Are you able to quote each entry exactly as written?

******

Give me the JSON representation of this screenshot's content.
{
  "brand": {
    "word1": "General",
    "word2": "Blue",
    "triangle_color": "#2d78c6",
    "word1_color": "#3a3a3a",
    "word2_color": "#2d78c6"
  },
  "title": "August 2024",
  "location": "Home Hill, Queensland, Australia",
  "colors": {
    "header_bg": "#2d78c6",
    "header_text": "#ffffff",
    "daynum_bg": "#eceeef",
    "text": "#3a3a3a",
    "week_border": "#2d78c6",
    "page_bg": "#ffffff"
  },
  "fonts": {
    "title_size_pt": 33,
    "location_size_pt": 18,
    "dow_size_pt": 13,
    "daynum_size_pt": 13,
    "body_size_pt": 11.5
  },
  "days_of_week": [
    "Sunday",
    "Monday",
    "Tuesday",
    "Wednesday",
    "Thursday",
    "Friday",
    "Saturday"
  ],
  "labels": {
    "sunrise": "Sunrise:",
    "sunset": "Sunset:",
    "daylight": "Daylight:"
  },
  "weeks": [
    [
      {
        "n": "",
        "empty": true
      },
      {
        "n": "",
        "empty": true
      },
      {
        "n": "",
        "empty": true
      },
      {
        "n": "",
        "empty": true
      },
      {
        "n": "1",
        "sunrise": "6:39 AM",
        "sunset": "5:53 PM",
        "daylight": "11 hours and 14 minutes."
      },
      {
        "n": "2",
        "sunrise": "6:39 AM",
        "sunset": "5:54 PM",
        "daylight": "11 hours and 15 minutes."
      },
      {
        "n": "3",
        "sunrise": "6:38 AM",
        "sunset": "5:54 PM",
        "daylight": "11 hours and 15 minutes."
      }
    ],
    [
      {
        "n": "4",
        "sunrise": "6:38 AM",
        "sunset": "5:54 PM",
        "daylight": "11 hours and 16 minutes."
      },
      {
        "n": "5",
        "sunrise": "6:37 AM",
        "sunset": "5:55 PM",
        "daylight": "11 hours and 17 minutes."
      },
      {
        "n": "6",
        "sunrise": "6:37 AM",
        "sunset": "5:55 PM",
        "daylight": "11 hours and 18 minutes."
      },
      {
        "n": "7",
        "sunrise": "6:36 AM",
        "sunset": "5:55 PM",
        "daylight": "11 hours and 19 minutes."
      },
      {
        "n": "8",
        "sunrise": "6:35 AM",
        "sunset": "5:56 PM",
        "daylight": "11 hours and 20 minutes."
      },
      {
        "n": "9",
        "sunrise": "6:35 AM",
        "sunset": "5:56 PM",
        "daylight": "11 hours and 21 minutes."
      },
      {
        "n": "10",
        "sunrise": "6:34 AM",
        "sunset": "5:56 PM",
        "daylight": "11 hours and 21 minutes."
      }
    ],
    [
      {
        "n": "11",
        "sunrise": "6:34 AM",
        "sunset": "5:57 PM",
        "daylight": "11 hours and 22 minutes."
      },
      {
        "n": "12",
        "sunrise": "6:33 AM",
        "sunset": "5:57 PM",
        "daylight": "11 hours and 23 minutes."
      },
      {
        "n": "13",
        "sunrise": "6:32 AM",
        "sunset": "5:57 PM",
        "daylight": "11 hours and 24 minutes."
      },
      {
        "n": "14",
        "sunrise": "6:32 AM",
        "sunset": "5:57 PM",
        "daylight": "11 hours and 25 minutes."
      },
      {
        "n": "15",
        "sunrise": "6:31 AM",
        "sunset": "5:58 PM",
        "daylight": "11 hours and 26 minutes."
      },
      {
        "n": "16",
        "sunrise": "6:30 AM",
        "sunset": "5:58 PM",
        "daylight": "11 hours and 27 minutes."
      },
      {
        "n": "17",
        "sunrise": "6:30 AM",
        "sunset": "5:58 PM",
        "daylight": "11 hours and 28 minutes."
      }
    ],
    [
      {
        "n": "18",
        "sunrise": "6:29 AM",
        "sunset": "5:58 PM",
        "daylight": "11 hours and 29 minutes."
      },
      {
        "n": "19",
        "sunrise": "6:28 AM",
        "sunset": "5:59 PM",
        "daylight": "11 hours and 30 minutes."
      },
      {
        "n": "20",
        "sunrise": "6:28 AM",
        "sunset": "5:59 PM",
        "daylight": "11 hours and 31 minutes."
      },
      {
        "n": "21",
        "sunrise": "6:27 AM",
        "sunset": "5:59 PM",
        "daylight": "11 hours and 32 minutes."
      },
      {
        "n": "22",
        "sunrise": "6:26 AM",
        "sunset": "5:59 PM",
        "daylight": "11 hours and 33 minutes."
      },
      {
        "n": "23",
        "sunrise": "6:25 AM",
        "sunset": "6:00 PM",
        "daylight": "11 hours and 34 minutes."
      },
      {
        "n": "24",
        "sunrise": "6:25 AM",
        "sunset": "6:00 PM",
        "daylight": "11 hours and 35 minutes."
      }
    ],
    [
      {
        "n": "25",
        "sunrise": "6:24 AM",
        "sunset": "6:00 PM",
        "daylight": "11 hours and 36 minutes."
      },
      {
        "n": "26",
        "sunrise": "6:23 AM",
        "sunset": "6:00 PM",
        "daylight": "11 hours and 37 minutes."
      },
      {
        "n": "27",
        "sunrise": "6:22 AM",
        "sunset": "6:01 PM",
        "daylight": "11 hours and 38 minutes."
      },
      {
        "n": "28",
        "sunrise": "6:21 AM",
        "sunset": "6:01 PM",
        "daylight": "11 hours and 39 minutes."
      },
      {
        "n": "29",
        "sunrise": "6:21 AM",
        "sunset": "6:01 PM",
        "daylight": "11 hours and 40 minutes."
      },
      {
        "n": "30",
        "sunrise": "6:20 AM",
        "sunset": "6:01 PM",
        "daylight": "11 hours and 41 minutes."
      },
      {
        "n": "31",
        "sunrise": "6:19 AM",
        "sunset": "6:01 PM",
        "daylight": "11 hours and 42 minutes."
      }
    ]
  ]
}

******

§ **Output for this task**:
Give me the JSON representation of this screenshot's content.
{
  "brand": {
    "word1": "General",
    "word2": "Blue",
    "triangle_color": "#2d78c6",
    "word1_color": "#3a3a3a",
    "word2_color": "#2d78c6"
  },
  "title": "August 2024",
  "location": "Home Hill, Queensland, Australia",
  "colors": {
    "header_bg": "#2d78c6",
    "header_text": "#ffffff",
    "daynum_bg": "#eceeef",
    "text": "#3a3a3a",
    "week_border": "#2d78c6",
    "page_bg": "#ffffff"
  },
  "fonts": {
    "title_size_pt": 33,
    "location_size_pt": 18,
    "dow_size_pt": 13,
    "daynum_size_pt": 13,
    "body_size_pt": 11.5
  },
  "days_of_week": [
    "Sunday",
    "Monday",
    "Tuesday",
    "Wednesday",
    "Thursday",
    "Friday",
    "Saturday"
  ],
  "labels": {
    "sunrise": "Sunrise:",
    "sunset": "Sunset:",
    "daylight": "Daylight:"
  },
  "weeks": [
    [
      {
        "n": "",
        "empty": true
      },
      {
        "n": "",
        "empty": true
      },
      {
        "n": "",
        "empty": true
      },
      {
        "n": "",
        "empty": true
      },
      {
        "n": "1",
        "sunrise": "6:39 AM",
        "sunset": "5:53 PM",
        "daylight": "11 hours and 14 minutes."
      },
      {
        "n": "2",
        "sunrise": "6:39 AM",
        "sunset": "5:54 PM",
        "daylight": "11 hours and 15 minutes."
      },
      {
        "n": "3",
        "sunrise": "6:38 AM",
        "sunset": "5:54 PM",
        "daylight": "11 hours and 15 minutes."
      }
    ],
    [
      {
        "n": "4",
        "sunrise": "6:38 AM",
        "sunset": "5:54 PM",
        "daylight": "11 hours and 16 minutes."
      },
      {
        "n": "5",
        "sunrise": "6:37 AM",
        "sunset": "5:55 PM",
        "daylight": "11 hours and 17 minutes."
      },
      {
        "n": "6",
        "sunrise": "6:37 AM",
        "sunset": "5:55 PM",
        "daylight": "11 hours and 18 minutes."
      },
      {
        "n": "7",
        "sunrise": "6:36 AM",
        "sunset": "5:55 PM",
        "daylight": "11 hours and 19 minutes."
      },
      {
        "n": "8",
        "sunrise": "6:35 AM",
        "sunset": "5:56 PM",
        "daylight": "11 hours and 20 minutes."
      },
      {
        "n": "9",
        "sunrise": "6:35 AM",
        "sunset": "5:56 PM",
        "daylight": "11 hours and 21 minutes."
      },
      {
        "n": "10",
        "sunrise": "6:34 AM",
        "sunset": "5:56 PM",
        "daylight": "11 hours and 21 minutes."
      }
    ],
    [
      {
        "n": "11",
        "sunrise": "6:34 AM",
        "sunset": "5:57 PM",
        "daylight": "11 hours and 22 minutes."
      },
      {
        "n": "12",
        "sunrise": "6:33 AM",
        "sunset": "5:57 PM",
        "daylight": "11 hours and 23 minutes."
      },
      {
        "n": "13",
        "sunrise": "6:32 AM",
        "sunset": "5:57 PM",
        "daylight": "11 hours and 24 minutes."
      },
      {
        "n": "14",
        "sunrise": "6:32 AM",
        "sunset": "5:57 PM",
        "daylight": "11 hours and 25 minutes."
      },
      {
        "n": "15",
        "sunrise": "6:31 AM",
        "sunset": "5:58 PM",
        "daylight": "11 hours and 26 minutes."
      },
      {
        "n": "16",
        "sunrise": "6:30 AM",
        "sunset": "5:58 PM",
        "daylight": "11 hours and 27 minutes."
      },
      {
        "n": "17",
        "sunrise": "6:30 AM",
        "sunset": "5:58 PM",
        "daylight": "11 hours and 28 minutes."
      }
    ],
    [
      {
        "n": "18",
        "sunrise": "6:29 AM",
        "sunset": "5:58 PM",
        "daylight": "11 hours and 29 minutes."
      },
      {
        "n": "19",
        "sunrise": "6:28 AM",
        "sunset": "5:59 PM",
        "daylight": "11 hours and 30 minutes."
      },
      {
        "n": "20",
        "sunrise": "6:28 AM",
        "sunset": "5:59 PM",
        "daylight": "11 hours and 31 minutes."
      },
      {
        "n": "21",
        "sunrise": "6:27 AM",
        "sunset": "5:59 PM",
        "daylight": "11 hours and 32 minutes."
      },
      {
        "n": "22",
        "sunrise": "6:26 AM",
        "sunset": "5:59 PM",
        "daylight": "11 hours and 33 minutes."
      },
      {
        "n": "23",
        "sunrise": "6:25 AM",
        "sunset": "6:00 PM",
        "daylight": "11 hours and 34 minutes."
      },
      {
        "n": "24",
        "sunrise": "6:25 AM",
        "sunset": "6:00 PM",
        "daylight": "11 hours and 35 minutes."
      }
    ],
    [
      {
        "n": "25",
        "sunrise": "6:24 AM",
        "sunset": "6:00 PM",
        "daylight": "11 hours and 36 minutes."
      },
      {
        "n": "26",
        "sunrise": "6:23 AM",
        "sunset": "6:00 PM",
        "daylight": "11 hours and 37 minutes."
      },
      {
        "n": "27",
        "sunrise": "6:22 AM",
        "sunset": "6:01 PM",
        "daylight": "11 hours and 38 minutes."
      },
      {
        "n": "28",
        "sunrise": "6:21 AM",
        "sunset": "6:01 PM",
        "daylight": "11 hours and 39 minutes."
      },
      {
        "n": "29",
        "sunrise": "6:21 AM",
        "sunset": "6:01 PM",
        "daylight": "11 hours and 40 minutes."
      },
      {
        "n": "30",
        "sunrise": "6:20 AM",
        "sunset": "6:01 PM",
        "daylight": "11 hours and 41 minutes."
      },
      {
        "n": "31",
        "sunrise": "6:19 AM",
        "sunset": "6:01 PM",
        "daylight": "11 hours and 42 minutes."
      }
    ]
  ]
}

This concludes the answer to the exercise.